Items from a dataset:
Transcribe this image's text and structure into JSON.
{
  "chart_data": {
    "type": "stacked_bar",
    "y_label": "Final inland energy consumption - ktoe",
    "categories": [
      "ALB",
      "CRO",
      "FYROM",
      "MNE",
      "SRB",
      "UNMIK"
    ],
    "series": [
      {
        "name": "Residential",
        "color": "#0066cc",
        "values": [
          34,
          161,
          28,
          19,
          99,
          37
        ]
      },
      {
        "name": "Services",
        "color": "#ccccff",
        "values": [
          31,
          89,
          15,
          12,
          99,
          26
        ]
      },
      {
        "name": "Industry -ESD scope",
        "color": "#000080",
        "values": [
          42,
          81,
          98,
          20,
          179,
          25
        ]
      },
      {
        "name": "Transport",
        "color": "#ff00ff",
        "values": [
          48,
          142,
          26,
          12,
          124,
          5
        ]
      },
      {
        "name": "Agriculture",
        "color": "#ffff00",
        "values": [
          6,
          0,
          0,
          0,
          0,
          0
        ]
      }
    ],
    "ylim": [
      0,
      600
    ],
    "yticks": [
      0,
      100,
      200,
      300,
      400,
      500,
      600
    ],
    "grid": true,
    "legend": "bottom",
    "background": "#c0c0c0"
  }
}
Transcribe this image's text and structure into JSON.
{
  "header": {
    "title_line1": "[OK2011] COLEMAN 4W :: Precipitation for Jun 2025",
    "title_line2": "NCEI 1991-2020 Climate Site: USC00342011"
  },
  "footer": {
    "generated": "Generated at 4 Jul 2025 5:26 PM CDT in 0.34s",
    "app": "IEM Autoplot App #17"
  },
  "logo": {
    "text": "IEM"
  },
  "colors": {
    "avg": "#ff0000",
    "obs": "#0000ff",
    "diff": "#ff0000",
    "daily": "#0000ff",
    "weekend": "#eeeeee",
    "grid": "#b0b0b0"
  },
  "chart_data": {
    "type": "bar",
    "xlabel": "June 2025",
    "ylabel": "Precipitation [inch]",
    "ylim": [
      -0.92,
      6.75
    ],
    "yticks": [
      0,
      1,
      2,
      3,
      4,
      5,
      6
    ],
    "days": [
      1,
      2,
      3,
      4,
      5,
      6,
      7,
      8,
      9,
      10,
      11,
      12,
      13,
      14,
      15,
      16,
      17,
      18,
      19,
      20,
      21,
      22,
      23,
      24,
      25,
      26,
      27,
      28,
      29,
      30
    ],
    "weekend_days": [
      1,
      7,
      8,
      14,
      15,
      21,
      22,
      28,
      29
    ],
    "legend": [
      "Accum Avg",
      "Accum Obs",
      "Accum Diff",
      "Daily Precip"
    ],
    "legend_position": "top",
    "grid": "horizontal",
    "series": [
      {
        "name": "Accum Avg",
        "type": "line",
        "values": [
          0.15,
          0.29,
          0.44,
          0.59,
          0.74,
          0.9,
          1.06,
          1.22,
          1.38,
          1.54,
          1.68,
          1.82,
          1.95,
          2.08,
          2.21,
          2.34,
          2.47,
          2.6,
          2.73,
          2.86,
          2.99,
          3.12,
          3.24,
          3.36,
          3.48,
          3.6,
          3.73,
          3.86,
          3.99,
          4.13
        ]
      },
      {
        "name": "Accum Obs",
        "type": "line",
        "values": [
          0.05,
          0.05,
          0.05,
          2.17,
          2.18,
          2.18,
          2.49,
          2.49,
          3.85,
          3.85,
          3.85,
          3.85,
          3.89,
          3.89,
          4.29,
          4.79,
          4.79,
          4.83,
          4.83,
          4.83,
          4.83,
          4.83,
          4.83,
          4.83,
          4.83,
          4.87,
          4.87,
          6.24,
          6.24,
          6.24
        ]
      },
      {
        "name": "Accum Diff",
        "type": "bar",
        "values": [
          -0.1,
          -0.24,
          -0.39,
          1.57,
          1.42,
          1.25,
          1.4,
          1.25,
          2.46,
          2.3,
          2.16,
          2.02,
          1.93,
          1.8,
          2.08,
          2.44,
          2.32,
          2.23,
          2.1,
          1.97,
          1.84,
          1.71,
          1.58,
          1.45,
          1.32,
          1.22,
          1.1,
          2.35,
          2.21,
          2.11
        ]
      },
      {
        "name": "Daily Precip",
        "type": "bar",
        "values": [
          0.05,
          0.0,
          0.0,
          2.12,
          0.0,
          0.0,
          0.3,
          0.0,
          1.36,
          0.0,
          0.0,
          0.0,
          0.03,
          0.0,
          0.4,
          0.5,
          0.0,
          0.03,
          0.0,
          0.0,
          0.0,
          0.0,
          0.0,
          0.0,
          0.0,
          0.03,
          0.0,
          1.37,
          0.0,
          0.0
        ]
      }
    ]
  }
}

▶ [Set exercise]:
Say how many lines have the string "grid" in them, offering no words beyond the number.

▶ [Full solution]:
3